Extracted records:

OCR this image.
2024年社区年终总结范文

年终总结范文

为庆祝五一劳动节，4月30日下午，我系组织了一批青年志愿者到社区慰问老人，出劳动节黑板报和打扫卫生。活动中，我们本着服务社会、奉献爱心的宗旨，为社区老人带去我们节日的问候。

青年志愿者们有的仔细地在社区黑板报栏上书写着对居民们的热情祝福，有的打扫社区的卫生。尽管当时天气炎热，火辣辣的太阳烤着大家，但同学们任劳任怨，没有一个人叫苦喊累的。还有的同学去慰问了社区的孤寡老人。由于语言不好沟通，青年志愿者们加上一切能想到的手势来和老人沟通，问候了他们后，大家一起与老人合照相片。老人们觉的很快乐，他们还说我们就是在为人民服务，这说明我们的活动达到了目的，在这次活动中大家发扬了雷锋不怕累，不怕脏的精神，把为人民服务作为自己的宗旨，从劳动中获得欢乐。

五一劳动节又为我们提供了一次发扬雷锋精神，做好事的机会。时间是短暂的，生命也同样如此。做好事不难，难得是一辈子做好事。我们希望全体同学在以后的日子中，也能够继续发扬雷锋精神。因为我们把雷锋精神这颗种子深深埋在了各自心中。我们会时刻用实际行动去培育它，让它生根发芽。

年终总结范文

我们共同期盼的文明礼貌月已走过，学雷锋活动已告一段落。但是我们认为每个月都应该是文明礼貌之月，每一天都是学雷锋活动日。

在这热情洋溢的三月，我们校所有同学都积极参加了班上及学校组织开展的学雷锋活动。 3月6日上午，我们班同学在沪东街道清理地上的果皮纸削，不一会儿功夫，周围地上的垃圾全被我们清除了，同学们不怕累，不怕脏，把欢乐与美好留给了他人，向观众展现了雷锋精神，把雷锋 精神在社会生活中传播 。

Task objective:
Copy all the entries verbatim.

Response:
OCR this image.
2024年社区年终总结范文

年终总结范文

为庆祝五一劳动节，4月30日下午，我系组织了一批青年志愿者到社区慰问老人，出劳动节黑板报和打扫卫生。活动中，我们本着服务社会、奉献爱心的宗旨，为社区老人带去我们节日的问候。

青年志愿者们有的仔细地在社区黑板报栏上书写着对居民们的热情祝福，有的打扫社区的卫生。尽管当时天气炎热，火辣辣的太阳烤着大家，但同学们任劳任怨，没有一个人叫苦喊累的。还有的同学去慰问了社区的孤寡老人。由于语言不好沟通，青年志愿者们加上一切能想到的手势来和老人沟通，问候了他们后，大家一起与老人合照相片。老人们觉的很快乐，他们还说我们就是在为人民服务，这说明我们的活动达到了目的，在这次活动中大家发扬了雷锋不怕累，不怕脏的精神，把为人民服务作为自己的宗旨，从劳动中获得欢乐。

五一劳动节又为我们提供了一次发扬雷锋精神，做好事的机会。时间是短暂的，生命也同样如此。做好事不难，难得是一辈子做好事。我们希望全体同学在以后的日子中，也能够继续发扬雷锋精神。因为我们把雷锋精神这颗种子深深埋在了各自心中。我们会时刻用实际行动去培育它，让它生根发芽。

年终总结范文

我们共同期盼的文明礼貌月已走过，学雷锋活动已告一段落。但是我们认为每个月都应该是文明礼貌之月，每一天都是学雷锋活动日。

在这热情洋溢的三月，我们校所有同学都积极参加了班上及学校组织开展的学雷锋活动。 3月6日上午，我们班同学在沪东街道清理地上的果皮纸削，不一会儿功夫，周围地上的垃圾全被我们清除了，同学们不怕累，不怕脏，把欢乐与美好留给了他人，向观众展现了雷锋精神，把雷锋 精神在社会生活中传播 。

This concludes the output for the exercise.